Task
Each entry below must be repeated exactly, with pictures left out.

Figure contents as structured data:

##########

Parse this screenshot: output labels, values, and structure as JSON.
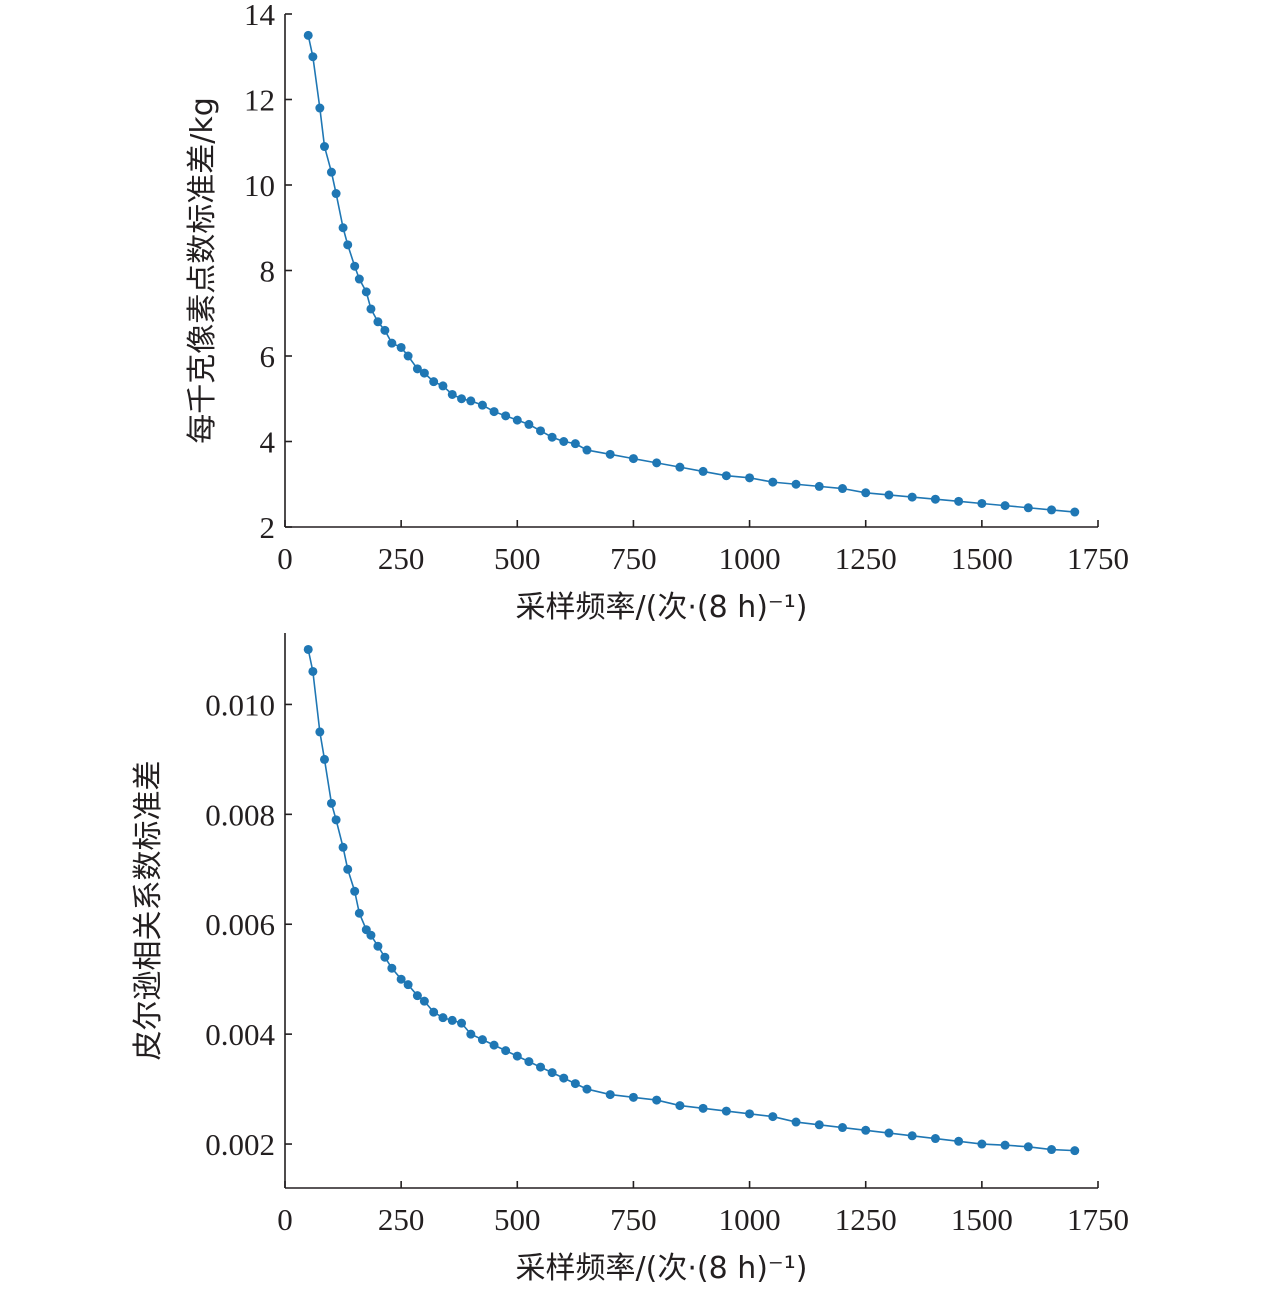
{
  "colors": {
    "series": "#1f77b4",
    "axis": "#231f20",
    "background": "#ffffff"
  },
  "chart_data": [
    {
      "type": "line",
      "xlabel": "采样频率/(次·(8 h)⁻¹)",
      "ylabel": "每千克像素点数标准差/kg",
      "xlim": [
        0,
        1750
      ],
      "ylim": [
        2,
        14
      ],
      "xticks": [
        0,
        250,
        500,
        750,
        1000,
        1250,
        1500,
        1750
      ],
      "xtick_labels": [
        "0",
        "250",
        "500",
        "750",
        "1000",
        "1250",
        "1500",
        "1750"
      ],
      "yticks": [
        2,
        4,
        6,
        8,
        10,
        12,
        14
      ],
      "ytick_labels": [
        "2",
        "4",
        "6",
        "8",
        "10",
        "12",
        "14"
      ],
      "grid": false,
      "series": [
        {
          "x": [
            50,
            60,
            75,
            85,
            100,
            110,
            125,
            135,
            150,
            160,
            175,
            185,
            200,
            215,
            230,
            250,
            265,
            285,
            300,
            320,
            340,
            360,
            380,
            400,
            425,
            450,
            475,
            500,
            525,
            550,
            575,
            600,
            625,
            650,
            700,
            750,
            800,
            850,
            900,
            950,
            1000,
            1050,
            1100,
            1150,
            1200,
            1250,
            1300,
            1350,
            1400,
            1450,
            1500,
            1550,
            1600,
            1650,
            1700
          ],
          "y": [
            13.5,
            13.0,
            11.8,
            10.9,
            10.3,
            9.8,
            9.0,
            8.6,
            8.1,
            7.8,
            7.5,
            7.1,
            6.8,
            6.6,
            6.3,
            6.2,
            6.0,
            5.7,
            5.6,
            5.4,
            5.3,
            5.1,
            5.0,
            4.95,
            4.85,
            4.7,
            4.6,
            4.5,
            4.4,
            4.25,
            4.1,
            4.0,
            3.95,
            3.8,
            3.7,
            3.6,
            3.5,
            3.4,
            3.3,
            3.2,
            3.15,
            3.05,
            3.0,
            2.95,
            2.9,
            2.8,
            2.75,
            2.7,
            2.65,
            2.6,
            2.55,
            2.5,
            2.45,
            2.4,
            2.35
          ]
        }
      ]
    },
    {
      "type": "line",
      "xlabel": "采样频率/(次·(8 h)⁻¹)",
      "ylabel": "皮尔逊相关系数标准差",
      "xlim": [
        0,
        1750
      ],
      "ylim": [
        0.0012,
        0.0113
      ],
      "xticks": [
        0,
        250,
        500,
        750,
        1000,
        1250,
        1500,
        1750
      ],
      "xtick_labels": [
        "0",
        "250",
        "500",
        "750",
        "1000",
        "1250",
        "1500",
        "1750"
      ],
      "yticks": [
        0.002,
        0.004,
        0.006,
        0.008,
        0.01
      ],
      "ytick_labels": [
        "0.002",
        "0.004",
        "0.006",
        "0.008",
        "0.010"
      ],
      "grid": false,
      "series": [
        {
          "x": [
            50,
            60,
            75,
            85,
            100,
            110,
            125,
            135,
            150,
            160,
            175,
            185,
            200,
            215,
            230,
            250,
            265,
            285,
            300,
            320,
            340,
            360,
            380,
            400,
            425,
            450,
            475,
            500,
            525,
            550,
            575,
            600,
            625,
            650,
            700,
            750,
            800,
            850,
            900,
            950,
            1000,
            1050,
            1100,
            1150,
            1200,
            1250,
            1300,
            1350,
            1400,
            1450,
            1500,
            1550,
            1600,
            1650,
            1700
          ],
          "y": [
            0.011,
            0.0106,
            0.0095,
            0.009,
            0.0082,
            0.0079,
            0.0074,
            0.007,
            0.0066,
            0.0062,
            0.0059,
            0.0058,
            0.0056,
            0.0054,
            0.0052,
            0.005,
            0.0049,
            0.0047,
            0.0046,
            0.0044,
            0.0043,
            0.00425,
            0.0042,
            0.004,
            0.0039,
            0.0038,
            0.0037,
            0.0036,
            0.0035,
            0.0034,
            0.0033,
            0.0032,
            0.0031,
            0.003,
            0.0029,
            0.00285,
            0.0028,
            0.0027,
            0.00265,
            0.0026,
            0.00255,
            0.0025,
            0.0024,
            0.00235,
            0.0023,
            0.00225,
            0.0022,
            0.00215,
            0.0021,
            0.00205,
            0.002,
            0.00198,
            0.00195,
            0.0019,
            0.00188
          ]
        }
      ]
    }
  ]
}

##########

Correct output
Parse this screenshot: output labels, values, and structure as JSON.
{
  "colors": {
    "series": "#1f77b4",
    "axis": "#231f20",
    "background": "#ffffff"
  },
  "chart_data": [
    {
      "type": "line",
      "xlabel": "采样频率/(次·(8 h)⁻¹)",
      "ylabel": "每千克像素点数标准差/kg",
      "xlim": [
        0,
        1750
      ],
      "ylim": [
        2,
        14
      ],
      "xticks": [
        0,
        250,
        500,
        750,
        1000,
        1250,
        1500,
        1750
      ],
      "xtick_labels": [
        "0",
        "250",
        "500",
        "750",
        "1000",
        "1250",
        "1500",
        "1750"
      ],
      "yticks": [
        2,
        4,
        6,
        8,
        10,
        12,
        14
      ],
      "ytick_labels": [
        "2",
        "4",
        "6",
        "8",
        "10",
        "12",
        "14"
      ],
      "grid": false,
      "series": [
        {
          "x": [
            50,
            60,
            75,
            85,
            100,
            110,
            125,
            135,
            150,
            160,
            175,
            185,
            200,
            215,
            230,
            250,
            265,
            285,
            300,
            320,
            340,
            360,
            380,
            400,
            425,
            450,
            475,
            500,
            525,
            550,
            575,
            600,
            625,
            650,
            700,
            750,
            800,
            850,
            900,
            950,
            1000,
            1050,
            1100,
            1150,
            1200,
            1250,
            1300,
            1350,
            1400,
            1450,
            1500,
            1550,
            1600,
            1650,
            1700
          ],
          "y": [
            13.5,
            13.0,
            11.8,
            10.9,
            10.3,
            9.8,
            9.0,
            8.6,
            8.1,
            7.8,
            7.5,
            7.1,
            6.8,
            6.6,
            6.3,
            6.2,
            6.0,
            5.7,
            5.6,
            5.4,
            5.3,
            5.1,
            5.0,
            4.95,
            4.85,
            4.7,
            4.6,
            4.5,
            4.4,
            4.25,
            4.1,
            4.0,
            3.95,
            3.8,
            3.7,
            3.6,
            3.5,
            3.4,
            3.3,
            3.2,
            3.15,
            3.05,
            3.0,
            2.95,
            2.9,
            2.8,
            2.75,
            2.7,
            2.65,
            2.6,
            2.55,
            2.5,
            2.45,
            2.4,
            2.35
          ]
        }
      ]
    },
    {
      "type": "line",
      "xlabel": "采样频率/(次·(8 h)⁻¹)",
      "ylabel": "皮尔逊相关系数标准差",
      "xlim": [
        0,
        1750
      ],
      "ylim": [
        0.0012,
        0.0113
      ],
      "xticks": [
        0,
        250,
        500,
        750,
        1000,
        1250,
        1500,
        1750
      ],
      "xtick_labels": [
        "0",
        "250",
        "500",
        "750",
        "1000",
        "1250",
        "1500",
        "1750"
      ],
      "yticks": [
        0.002,
        0.004,
        0.006,
        0.008,
        0.01
      ],
      "ytick_labels": [
        "0.002",
        "0.004",
        "0.006",
        "0.008",
        "0.010"
      ],
      "grid": false,
      "series": [
        {
          "x": [
            50,
            60,
            75,
            85,
            100,
            110,
            125,
            135,
            150,
            160,
            175,
            185,
            200,
            215,
            230,
            250,
            265,
            285,
            300,
            320,
            340,
            360,
            380,
            400,
            425,
            450,
            475,
            500,
            525,
            550,
            575,
            600,
            625,
            650,
            700,
            750,
            800,
            850,
            900,
            950,
            1000,
            1050,
            1100,
            1150,
            1200,
            1250,
            1300,
            1350,
            1400,
            1450,
            1500,
            1550,
            1600,
            1650,
            1700
          ],
          "y": [
            0.011,
            0.0106,
            0.0095,
            0.009,
            0.0082,
            0.0079,
            0.0074,
            0.007,
            0.0066,
            0.0062,
            0.0059,
            0.0058,
            0.0056,
            0.0054,
            0.0052,
            0.005,
            0.0049,
            0.0047,
            0.0046,
            0.0044,
            0.0043,
            0.00425,
            0.0042,
            0.004,
            0.0039,
            0.0038,
            0.0037,
            0.0036,
            0.0035,
            0.0034,
            0.0033,
            0.0032,
            0.0031,
            0.003,
            0.0029,
            0.00285,
            0.0028,
            0.0027,
            0.00265,
            0.0026,
            0.00255,
            0.0025,
            0.0024,
            0.00235,
            0.0023,
            0.00225,
            0.0022,
            0.00215,
            0.0021,
            0.00205,
            0.002,
            0.00198,
            0.00195,
            0.0019,
            0.00188
          ]
        }
      ]
    }
  ]
}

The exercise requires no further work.